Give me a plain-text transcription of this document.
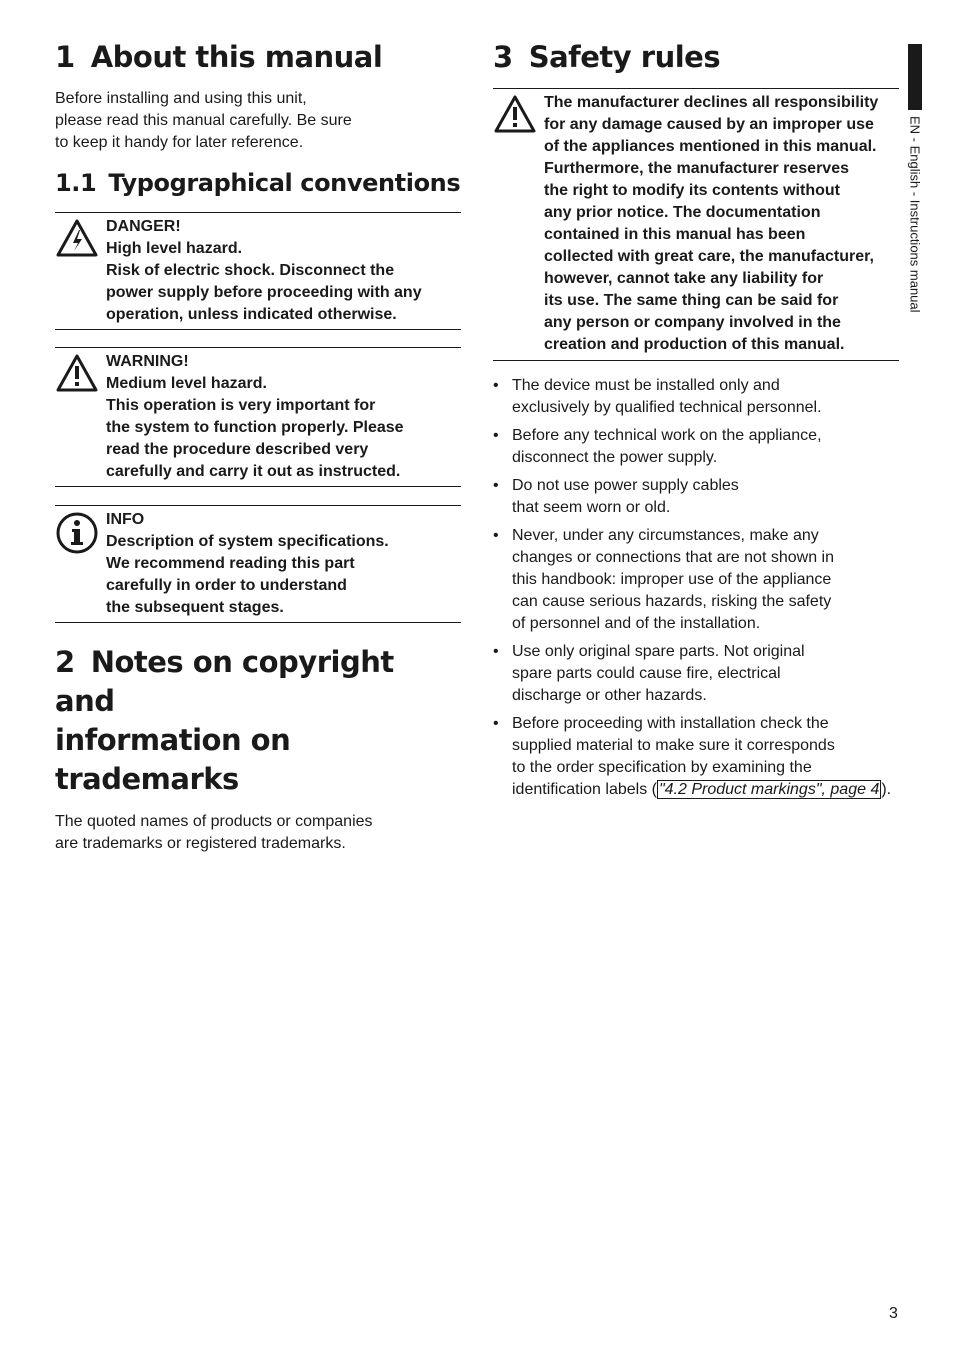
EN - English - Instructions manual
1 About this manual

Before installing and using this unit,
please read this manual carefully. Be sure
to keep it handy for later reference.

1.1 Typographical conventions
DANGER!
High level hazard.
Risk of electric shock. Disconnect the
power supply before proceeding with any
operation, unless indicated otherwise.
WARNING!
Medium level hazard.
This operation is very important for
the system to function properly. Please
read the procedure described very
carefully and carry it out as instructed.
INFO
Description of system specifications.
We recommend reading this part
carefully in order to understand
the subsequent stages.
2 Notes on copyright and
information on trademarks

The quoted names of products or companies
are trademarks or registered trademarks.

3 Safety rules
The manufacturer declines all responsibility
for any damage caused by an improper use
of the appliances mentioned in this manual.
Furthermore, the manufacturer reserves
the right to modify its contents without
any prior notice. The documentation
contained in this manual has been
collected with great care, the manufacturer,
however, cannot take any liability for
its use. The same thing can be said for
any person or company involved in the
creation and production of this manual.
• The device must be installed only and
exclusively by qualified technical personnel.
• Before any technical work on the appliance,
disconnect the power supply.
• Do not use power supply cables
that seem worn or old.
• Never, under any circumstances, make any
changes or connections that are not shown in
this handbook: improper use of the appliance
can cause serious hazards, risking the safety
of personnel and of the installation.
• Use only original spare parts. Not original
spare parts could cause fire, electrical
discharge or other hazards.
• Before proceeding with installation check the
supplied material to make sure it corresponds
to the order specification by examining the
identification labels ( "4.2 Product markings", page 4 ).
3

********************

**CHALLENGE**
Copy every line in the entries above that has the string "system" in it.

**SOLUTION FOR THIS TASK**
the system to function properly. Please
Description of system specifications.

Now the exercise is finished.